Exercise task ▸ Go through the records underneath and count the lines that include the string "fatty". Give nothing but the number.
=-=-=
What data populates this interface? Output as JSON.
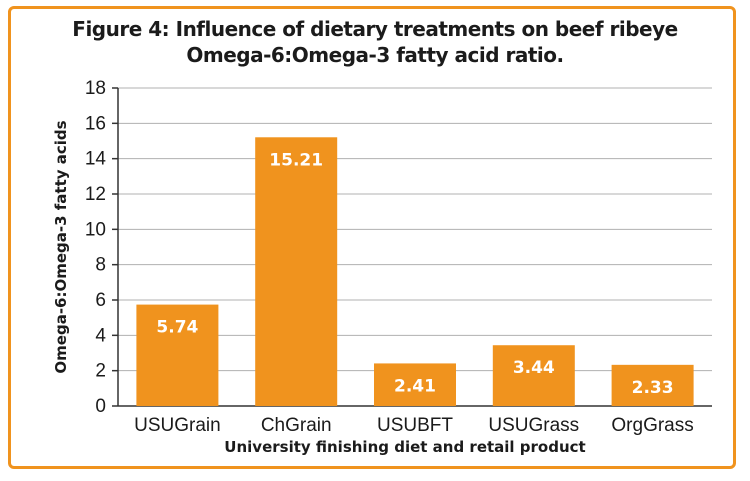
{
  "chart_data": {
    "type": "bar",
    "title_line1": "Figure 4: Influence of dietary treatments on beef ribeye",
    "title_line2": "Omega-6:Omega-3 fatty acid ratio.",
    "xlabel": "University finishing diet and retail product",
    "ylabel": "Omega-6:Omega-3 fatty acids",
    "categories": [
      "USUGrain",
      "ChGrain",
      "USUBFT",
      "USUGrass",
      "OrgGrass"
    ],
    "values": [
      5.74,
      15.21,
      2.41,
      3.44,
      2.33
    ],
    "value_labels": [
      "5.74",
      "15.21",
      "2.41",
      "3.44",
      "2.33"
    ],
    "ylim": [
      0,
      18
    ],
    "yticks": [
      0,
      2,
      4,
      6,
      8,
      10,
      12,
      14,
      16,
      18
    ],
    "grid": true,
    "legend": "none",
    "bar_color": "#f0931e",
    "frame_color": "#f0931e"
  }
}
=-=-=
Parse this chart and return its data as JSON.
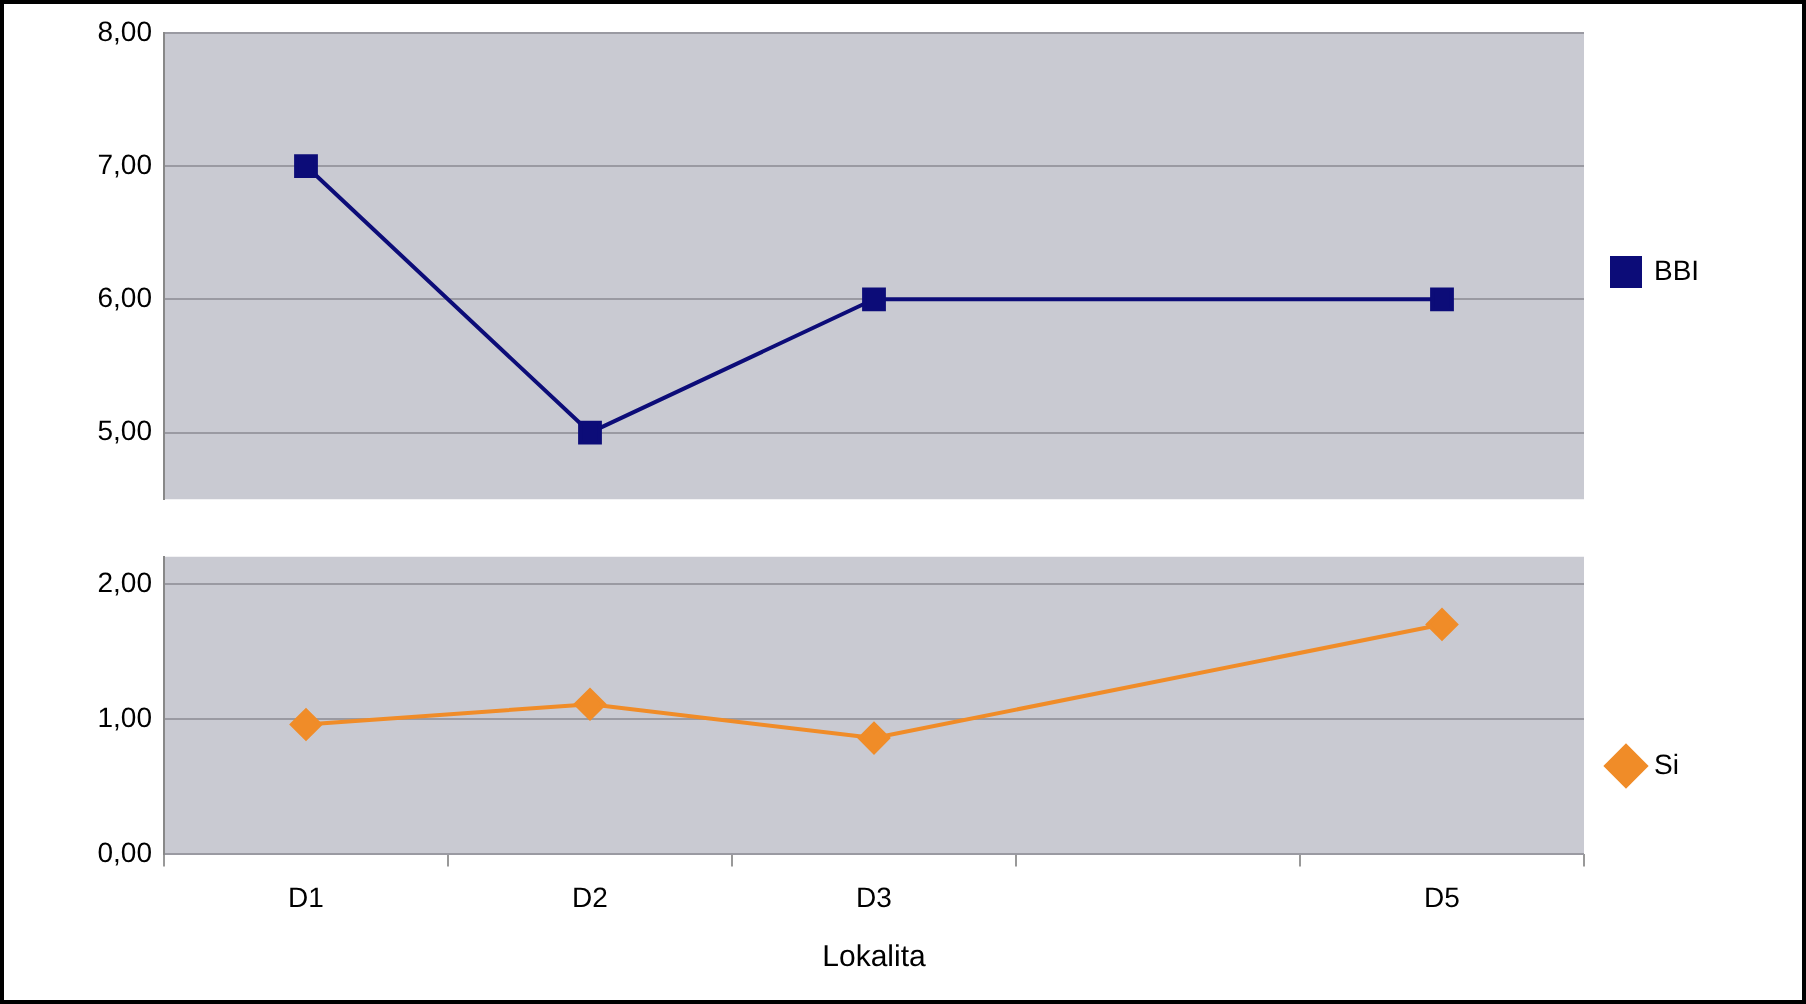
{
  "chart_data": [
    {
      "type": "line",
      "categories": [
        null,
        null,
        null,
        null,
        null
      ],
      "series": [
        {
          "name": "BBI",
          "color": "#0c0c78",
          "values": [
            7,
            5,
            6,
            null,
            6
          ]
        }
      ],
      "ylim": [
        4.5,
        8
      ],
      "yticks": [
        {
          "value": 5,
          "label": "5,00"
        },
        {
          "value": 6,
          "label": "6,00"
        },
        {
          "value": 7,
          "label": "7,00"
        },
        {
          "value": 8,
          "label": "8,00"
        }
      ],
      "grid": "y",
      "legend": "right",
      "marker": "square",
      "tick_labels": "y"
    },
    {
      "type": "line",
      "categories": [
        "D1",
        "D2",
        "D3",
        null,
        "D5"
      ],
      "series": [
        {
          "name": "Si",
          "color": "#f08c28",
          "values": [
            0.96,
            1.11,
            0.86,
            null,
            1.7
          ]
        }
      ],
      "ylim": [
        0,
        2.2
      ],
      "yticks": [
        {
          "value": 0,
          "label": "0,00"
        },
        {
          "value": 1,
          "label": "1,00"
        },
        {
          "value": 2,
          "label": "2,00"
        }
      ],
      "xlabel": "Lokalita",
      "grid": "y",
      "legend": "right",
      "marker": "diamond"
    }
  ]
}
=-=-=
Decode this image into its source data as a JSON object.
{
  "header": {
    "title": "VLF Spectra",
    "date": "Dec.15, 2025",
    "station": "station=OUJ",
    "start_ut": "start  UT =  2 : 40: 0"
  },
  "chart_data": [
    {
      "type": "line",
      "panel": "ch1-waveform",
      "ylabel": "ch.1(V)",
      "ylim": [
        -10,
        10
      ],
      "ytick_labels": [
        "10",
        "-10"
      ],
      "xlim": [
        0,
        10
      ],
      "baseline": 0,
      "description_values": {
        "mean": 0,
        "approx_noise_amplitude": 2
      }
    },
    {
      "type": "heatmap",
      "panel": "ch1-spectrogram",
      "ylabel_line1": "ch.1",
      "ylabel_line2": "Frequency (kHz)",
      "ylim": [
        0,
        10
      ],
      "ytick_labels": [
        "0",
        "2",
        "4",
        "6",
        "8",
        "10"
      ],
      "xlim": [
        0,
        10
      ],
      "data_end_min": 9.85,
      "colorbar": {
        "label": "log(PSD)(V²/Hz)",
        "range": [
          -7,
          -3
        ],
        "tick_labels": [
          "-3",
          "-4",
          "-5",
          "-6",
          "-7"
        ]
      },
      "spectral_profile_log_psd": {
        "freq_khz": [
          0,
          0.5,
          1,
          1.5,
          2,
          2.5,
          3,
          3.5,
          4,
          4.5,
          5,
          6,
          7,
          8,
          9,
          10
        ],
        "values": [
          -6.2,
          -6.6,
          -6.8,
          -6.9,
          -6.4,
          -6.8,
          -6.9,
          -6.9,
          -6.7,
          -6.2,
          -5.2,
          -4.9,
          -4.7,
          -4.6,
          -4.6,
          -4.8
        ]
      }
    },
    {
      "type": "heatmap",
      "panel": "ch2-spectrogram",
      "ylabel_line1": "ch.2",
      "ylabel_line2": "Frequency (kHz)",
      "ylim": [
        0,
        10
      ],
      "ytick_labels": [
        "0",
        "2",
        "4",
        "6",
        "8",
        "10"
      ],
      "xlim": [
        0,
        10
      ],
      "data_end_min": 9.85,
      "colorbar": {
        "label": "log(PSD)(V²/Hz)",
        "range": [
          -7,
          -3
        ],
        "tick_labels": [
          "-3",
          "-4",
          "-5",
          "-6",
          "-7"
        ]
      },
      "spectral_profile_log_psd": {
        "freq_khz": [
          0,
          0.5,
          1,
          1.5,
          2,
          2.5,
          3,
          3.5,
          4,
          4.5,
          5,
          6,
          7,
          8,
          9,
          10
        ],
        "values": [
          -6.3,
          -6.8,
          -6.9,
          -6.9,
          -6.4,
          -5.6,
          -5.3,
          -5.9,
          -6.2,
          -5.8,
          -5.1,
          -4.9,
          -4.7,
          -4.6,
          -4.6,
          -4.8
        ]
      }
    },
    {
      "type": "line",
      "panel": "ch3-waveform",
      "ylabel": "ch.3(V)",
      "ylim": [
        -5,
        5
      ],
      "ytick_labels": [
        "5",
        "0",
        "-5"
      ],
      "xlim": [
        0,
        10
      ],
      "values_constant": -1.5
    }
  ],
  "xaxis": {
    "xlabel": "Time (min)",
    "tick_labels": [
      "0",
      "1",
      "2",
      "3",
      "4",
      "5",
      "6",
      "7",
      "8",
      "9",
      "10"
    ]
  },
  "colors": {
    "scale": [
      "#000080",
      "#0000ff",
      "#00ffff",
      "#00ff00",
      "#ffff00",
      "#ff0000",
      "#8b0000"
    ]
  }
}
=-=-=
Result below ▸ 2